**WHAT THE TASK ASKS:**
In how many lines of the records below does the word "cutpoint" appear? Reply with the number only.
------------------------
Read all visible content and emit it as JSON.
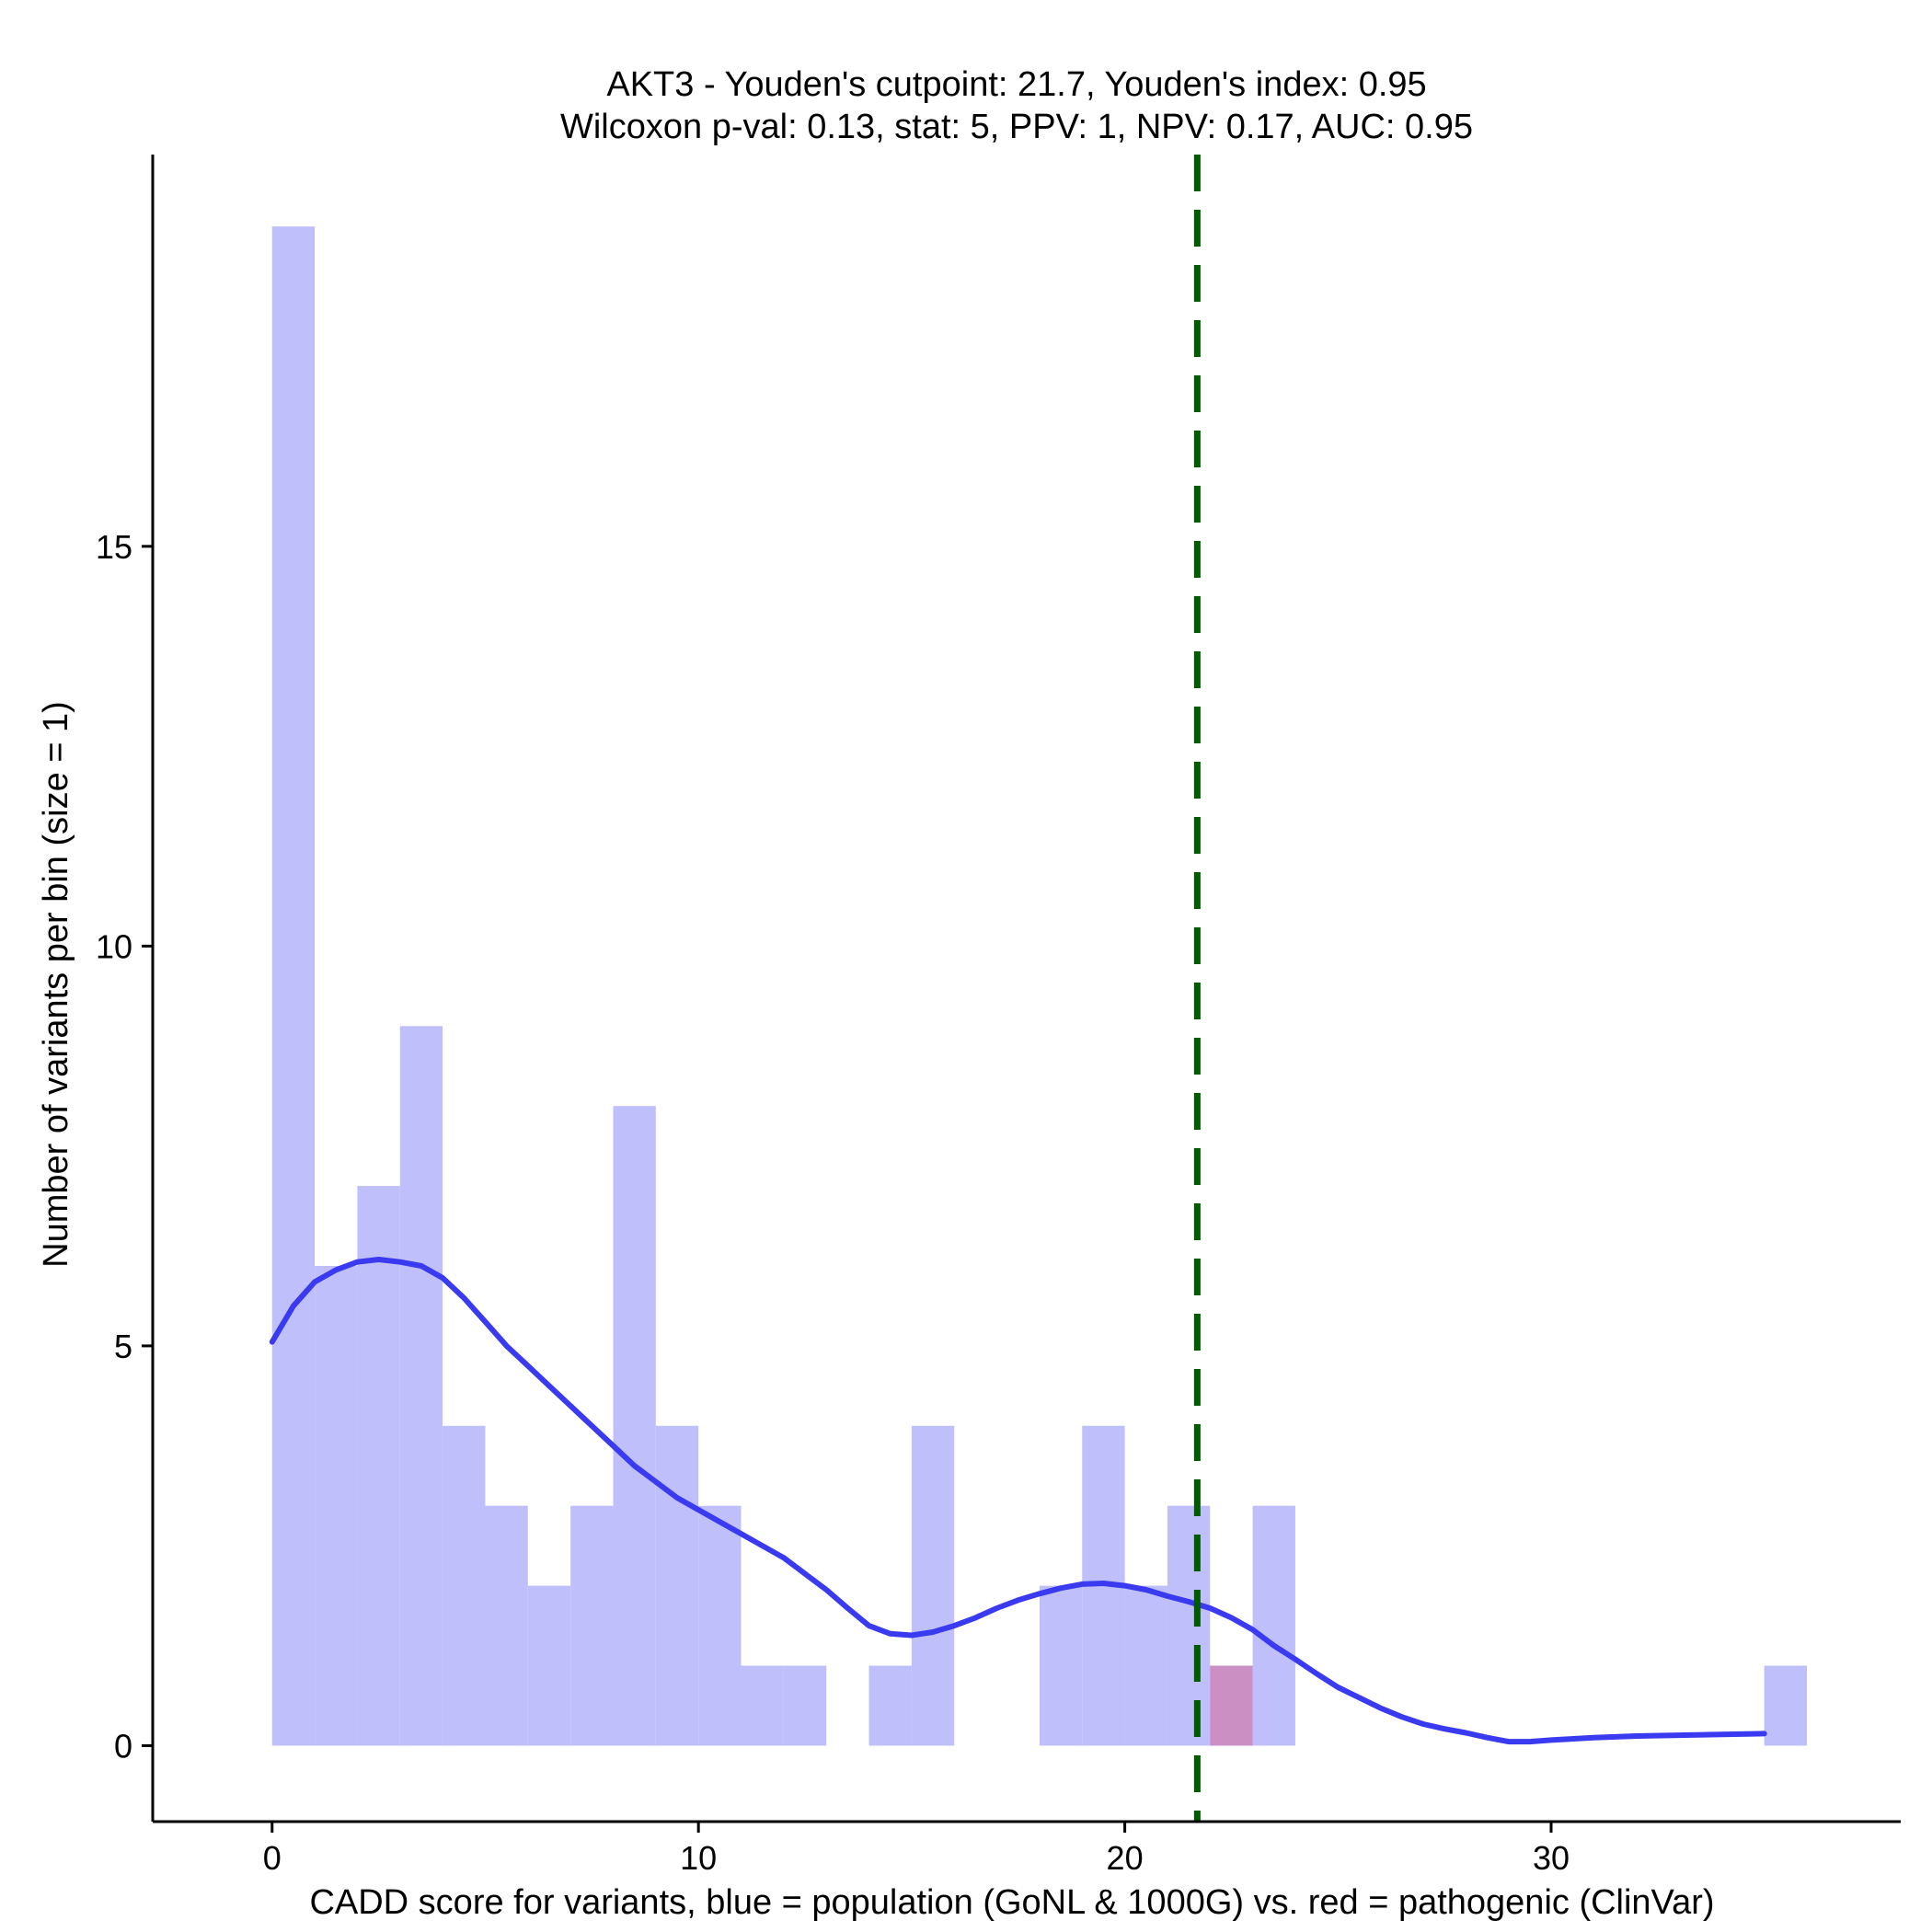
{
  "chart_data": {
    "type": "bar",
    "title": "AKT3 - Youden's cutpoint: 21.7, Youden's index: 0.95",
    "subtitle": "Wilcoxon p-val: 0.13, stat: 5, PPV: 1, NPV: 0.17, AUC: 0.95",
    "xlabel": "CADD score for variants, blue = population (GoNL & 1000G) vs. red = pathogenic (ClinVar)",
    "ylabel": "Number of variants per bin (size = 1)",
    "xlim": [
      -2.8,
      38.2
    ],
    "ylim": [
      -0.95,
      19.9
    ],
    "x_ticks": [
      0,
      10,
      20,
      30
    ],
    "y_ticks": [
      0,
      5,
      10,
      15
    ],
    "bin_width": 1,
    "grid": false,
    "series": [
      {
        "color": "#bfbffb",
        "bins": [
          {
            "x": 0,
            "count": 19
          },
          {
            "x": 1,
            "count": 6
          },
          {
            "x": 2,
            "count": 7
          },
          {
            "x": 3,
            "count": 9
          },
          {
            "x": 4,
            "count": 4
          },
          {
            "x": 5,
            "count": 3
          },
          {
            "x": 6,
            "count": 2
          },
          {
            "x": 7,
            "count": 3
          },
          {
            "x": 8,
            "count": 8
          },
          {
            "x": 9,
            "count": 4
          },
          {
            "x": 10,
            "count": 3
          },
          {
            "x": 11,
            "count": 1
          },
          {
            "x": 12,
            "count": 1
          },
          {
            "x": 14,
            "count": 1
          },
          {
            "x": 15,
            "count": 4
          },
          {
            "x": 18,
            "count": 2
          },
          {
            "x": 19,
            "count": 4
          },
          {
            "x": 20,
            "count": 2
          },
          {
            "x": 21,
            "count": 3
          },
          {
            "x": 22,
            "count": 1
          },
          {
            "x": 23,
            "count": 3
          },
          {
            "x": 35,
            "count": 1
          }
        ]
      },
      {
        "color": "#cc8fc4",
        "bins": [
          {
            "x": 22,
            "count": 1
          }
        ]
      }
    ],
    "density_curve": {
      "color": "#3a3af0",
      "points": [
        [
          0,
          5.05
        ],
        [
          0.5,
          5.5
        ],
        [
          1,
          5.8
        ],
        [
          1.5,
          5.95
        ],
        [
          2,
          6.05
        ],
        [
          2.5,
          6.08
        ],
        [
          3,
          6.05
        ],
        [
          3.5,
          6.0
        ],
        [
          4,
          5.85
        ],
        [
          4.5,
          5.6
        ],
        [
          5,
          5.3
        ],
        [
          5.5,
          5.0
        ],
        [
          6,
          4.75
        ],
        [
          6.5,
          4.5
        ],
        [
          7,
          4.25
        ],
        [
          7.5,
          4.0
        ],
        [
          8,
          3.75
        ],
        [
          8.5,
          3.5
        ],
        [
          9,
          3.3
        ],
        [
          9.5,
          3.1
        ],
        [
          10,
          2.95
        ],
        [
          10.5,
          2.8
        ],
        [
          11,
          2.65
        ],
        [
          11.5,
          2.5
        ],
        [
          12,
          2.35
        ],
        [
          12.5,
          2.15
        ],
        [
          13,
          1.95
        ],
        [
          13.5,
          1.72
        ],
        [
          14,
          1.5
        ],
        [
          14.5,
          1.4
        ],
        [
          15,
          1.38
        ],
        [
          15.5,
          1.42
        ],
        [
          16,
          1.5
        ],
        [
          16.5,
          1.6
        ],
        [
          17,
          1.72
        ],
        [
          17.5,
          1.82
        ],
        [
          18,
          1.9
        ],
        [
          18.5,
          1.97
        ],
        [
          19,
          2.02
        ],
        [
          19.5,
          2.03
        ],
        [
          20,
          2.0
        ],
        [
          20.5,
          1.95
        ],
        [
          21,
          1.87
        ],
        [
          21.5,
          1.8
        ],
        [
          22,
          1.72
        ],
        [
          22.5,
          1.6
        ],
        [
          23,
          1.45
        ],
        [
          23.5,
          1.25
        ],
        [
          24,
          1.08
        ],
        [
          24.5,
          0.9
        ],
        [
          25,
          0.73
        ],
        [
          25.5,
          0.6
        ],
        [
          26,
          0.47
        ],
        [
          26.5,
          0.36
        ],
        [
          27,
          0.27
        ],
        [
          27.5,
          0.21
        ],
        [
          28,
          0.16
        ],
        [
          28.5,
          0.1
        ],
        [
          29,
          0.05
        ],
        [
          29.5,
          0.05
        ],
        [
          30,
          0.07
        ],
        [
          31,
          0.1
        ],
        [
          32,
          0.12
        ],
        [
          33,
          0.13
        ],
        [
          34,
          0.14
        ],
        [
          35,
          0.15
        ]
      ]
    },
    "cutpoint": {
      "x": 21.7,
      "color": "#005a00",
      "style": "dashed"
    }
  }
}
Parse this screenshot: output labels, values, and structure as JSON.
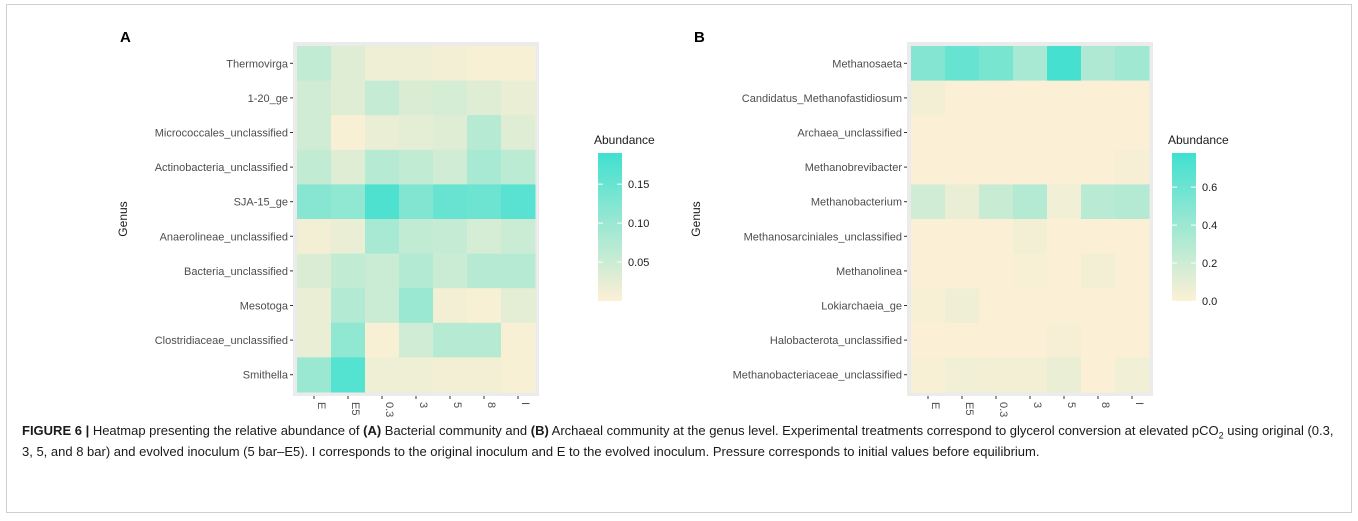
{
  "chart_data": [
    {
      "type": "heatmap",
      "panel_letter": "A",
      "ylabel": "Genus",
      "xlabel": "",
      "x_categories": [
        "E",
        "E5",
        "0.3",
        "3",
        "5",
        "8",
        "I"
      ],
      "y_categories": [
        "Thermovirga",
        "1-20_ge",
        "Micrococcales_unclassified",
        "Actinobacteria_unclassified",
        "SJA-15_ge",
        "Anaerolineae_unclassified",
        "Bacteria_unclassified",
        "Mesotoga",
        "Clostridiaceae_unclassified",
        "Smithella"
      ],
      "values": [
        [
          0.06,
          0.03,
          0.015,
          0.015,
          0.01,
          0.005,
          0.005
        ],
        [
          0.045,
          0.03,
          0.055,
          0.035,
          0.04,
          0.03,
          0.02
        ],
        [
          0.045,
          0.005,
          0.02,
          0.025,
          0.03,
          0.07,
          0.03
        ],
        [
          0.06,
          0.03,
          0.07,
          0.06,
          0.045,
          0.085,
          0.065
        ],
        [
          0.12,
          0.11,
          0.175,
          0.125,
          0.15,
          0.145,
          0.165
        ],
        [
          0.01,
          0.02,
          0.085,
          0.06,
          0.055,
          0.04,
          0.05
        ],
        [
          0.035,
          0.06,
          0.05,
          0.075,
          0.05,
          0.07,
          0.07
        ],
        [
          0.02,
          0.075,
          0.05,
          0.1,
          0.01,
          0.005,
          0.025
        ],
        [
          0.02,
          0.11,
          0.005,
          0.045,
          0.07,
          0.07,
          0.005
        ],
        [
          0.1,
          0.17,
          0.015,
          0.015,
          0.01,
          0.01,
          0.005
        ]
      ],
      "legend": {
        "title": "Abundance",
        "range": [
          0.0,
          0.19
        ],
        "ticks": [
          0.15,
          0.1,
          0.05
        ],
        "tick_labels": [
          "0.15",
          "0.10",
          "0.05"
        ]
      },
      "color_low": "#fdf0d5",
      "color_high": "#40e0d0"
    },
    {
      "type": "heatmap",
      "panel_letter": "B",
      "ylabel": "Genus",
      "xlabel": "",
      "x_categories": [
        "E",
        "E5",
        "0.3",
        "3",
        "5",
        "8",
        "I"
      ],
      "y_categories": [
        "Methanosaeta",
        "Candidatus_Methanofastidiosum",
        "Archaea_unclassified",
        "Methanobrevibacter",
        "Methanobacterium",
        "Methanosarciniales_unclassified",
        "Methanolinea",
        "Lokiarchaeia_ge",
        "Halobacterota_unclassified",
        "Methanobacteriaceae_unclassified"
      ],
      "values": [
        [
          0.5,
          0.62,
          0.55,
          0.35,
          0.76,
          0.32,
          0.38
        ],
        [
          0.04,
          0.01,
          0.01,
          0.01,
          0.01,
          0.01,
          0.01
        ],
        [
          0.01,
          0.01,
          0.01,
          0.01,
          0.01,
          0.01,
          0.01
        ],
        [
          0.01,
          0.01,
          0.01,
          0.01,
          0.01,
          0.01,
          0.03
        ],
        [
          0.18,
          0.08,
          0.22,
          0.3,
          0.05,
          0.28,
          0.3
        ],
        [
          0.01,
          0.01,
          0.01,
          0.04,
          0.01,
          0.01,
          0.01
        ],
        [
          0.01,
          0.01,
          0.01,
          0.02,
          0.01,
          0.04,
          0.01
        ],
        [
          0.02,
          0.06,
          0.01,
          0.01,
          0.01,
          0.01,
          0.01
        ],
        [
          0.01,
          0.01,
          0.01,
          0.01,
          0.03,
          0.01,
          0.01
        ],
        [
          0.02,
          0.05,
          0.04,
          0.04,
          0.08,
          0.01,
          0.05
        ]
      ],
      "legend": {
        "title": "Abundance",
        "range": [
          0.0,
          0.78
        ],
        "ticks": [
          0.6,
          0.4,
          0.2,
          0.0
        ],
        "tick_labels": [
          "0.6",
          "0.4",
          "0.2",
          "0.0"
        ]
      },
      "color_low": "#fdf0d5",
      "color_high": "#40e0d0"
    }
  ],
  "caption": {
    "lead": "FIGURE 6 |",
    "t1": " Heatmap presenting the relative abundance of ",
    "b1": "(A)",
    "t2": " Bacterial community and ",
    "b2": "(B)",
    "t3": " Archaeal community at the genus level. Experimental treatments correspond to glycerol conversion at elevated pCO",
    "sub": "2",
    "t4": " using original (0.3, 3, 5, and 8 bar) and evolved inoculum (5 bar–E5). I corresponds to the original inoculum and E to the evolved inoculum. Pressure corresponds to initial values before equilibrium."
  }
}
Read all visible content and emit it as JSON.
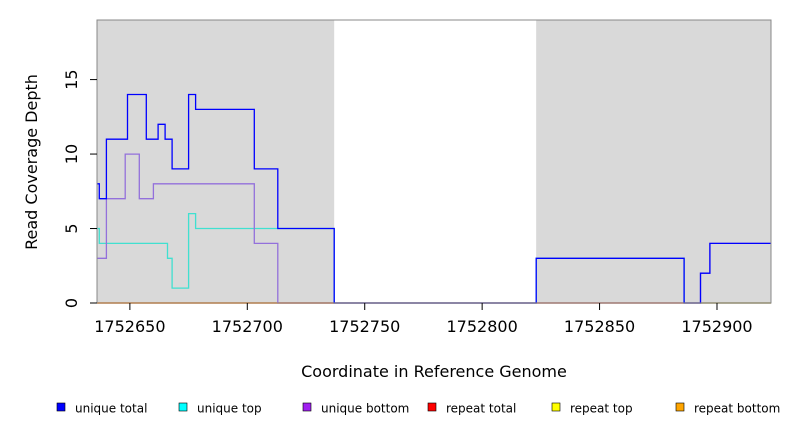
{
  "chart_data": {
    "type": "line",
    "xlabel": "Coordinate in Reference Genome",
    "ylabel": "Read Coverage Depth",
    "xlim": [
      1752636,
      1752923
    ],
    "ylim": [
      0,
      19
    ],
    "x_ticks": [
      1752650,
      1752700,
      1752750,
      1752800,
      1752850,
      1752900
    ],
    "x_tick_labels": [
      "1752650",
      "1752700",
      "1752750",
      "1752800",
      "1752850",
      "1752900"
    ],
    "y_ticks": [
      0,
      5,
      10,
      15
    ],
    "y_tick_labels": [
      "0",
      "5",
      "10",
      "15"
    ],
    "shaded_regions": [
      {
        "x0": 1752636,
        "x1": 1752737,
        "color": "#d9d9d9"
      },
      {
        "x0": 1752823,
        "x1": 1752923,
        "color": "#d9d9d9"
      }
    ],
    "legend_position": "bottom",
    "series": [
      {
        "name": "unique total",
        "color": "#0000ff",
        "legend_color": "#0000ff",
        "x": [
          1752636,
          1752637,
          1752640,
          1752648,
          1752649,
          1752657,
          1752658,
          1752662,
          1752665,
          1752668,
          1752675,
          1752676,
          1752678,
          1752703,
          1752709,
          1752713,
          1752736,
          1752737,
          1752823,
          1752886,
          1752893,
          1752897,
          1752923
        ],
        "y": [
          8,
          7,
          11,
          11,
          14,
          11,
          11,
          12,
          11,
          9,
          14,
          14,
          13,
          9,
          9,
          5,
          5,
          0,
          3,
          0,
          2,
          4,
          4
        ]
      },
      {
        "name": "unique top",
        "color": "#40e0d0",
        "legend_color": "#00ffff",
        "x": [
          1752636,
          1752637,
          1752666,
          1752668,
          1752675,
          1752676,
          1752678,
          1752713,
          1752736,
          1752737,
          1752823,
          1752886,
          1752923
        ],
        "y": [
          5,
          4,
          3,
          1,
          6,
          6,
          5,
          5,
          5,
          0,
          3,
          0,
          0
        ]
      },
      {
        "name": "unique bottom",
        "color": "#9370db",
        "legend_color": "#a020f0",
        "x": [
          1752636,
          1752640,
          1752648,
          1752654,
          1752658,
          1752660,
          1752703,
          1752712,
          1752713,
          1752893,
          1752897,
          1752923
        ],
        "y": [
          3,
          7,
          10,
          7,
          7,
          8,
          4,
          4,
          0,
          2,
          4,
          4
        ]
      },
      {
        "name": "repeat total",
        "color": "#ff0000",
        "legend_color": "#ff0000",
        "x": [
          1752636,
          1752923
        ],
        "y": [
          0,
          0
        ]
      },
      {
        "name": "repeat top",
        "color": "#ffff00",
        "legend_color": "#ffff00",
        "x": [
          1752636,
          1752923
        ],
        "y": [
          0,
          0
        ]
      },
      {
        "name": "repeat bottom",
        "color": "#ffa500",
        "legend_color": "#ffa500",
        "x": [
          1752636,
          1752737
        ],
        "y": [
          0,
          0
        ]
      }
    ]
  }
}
------------------------
**RESPONSE:**
2